▶ _Task to carry out_
Scan the records and identify every line in which the string "routed" occurs, then return those lines.
--*--
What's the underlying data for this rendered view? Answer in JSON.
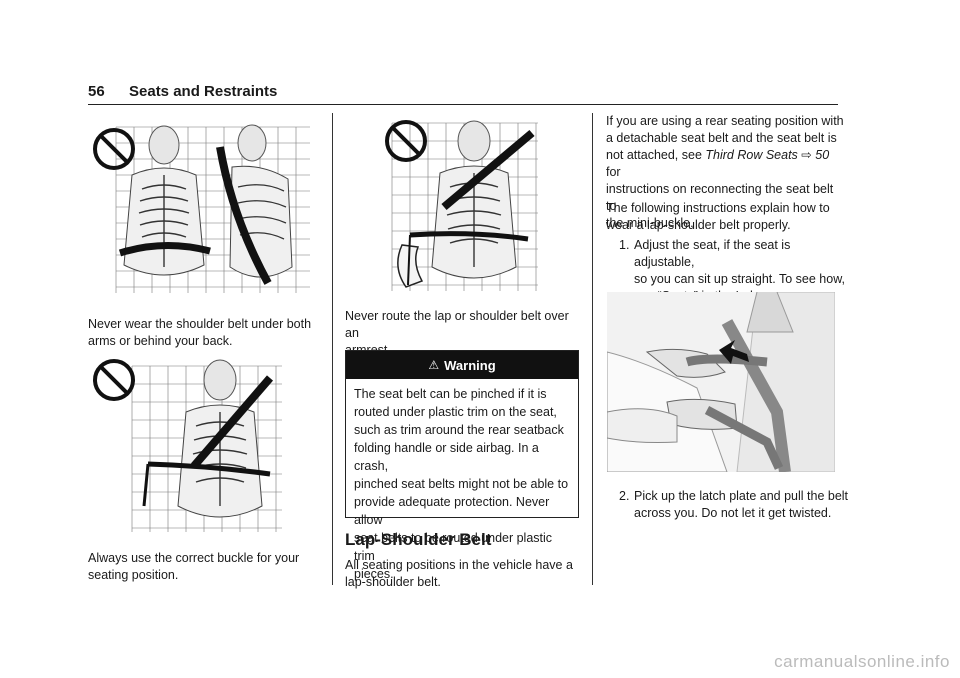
{
  "header": {
    "page_number": "56",
    "section_title": "Seats and Restraints"
  },
  "col1": {
    "caption1_line1": "Never wear the shoulder belt under both",
    "caption1_line2": "arms or behind your back.",
    "caption2_line1": "Always use the correct buckle for your",
    "caption2_line2": "seating position."
  },
  "col2": {
    "caption_line1": "Never route the lap or shoulder belt over an",
    "caption_line2": "armrest.",
    "warning": {
      "title": "Warning",
      "lines": [
        "The seat belt can be pinched if it is",
        "routed under plastic trim on the seat,",
        "such as trim around the rear seatback",
        "folding handle or side airbag. In a crash,",
        "pinched seat belts might not be able to",
        "provide adequate protection. Never allow",
        "seat belts to be routed under plastic trim",
        "pieces."
      ]
    },
    "heading": "Lap-Shoulder Belt",
    "body_line1": "All seating positions in the vehicle have a",
    "body_line2": "lap-shoulder belt."
  },
  "col3": {
    "p1_line1": "If you are using a rear seating position with",
    "p1_line2": "a detachable seat belt and the seat belt is",
    "p1_line3_pre": "not attached, see ",
    "p1_line3_ref": "Third Row Seats",
    "p1_line3_arrow": "⇨",
    "p1_line3_page": "50",
    "p1_line3_post": " for",
    "p1_line4": "instructions on reconnecting the seat belt to",
    "p1_line5": "the mini-buckle.",
    "p2_line1": "The following instructions explain how to",
    "p2_line2": "wear a lap-shoulder belt properly.",
    "step1_num": "1.",
    "step1_line1": "Adjust the seat, if the seat is adjustable,",
    "step1_line2": "so you can sit up straight. To see how,",
    "step1_line3": "see “Seats” in the Index.",
    "step2_num": "2.",
    "step2_line1": "Pick up the latch plate and pull the belt",
    "step2_line2": "across you. Do not let it get twisted."
  },
  "watermark": "carmanualsonline.info"
}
--*--
▶ _Solution for this exercise_
        "routed under plastic trim on the seat,",
        "seat belts to be routed under plastic trim",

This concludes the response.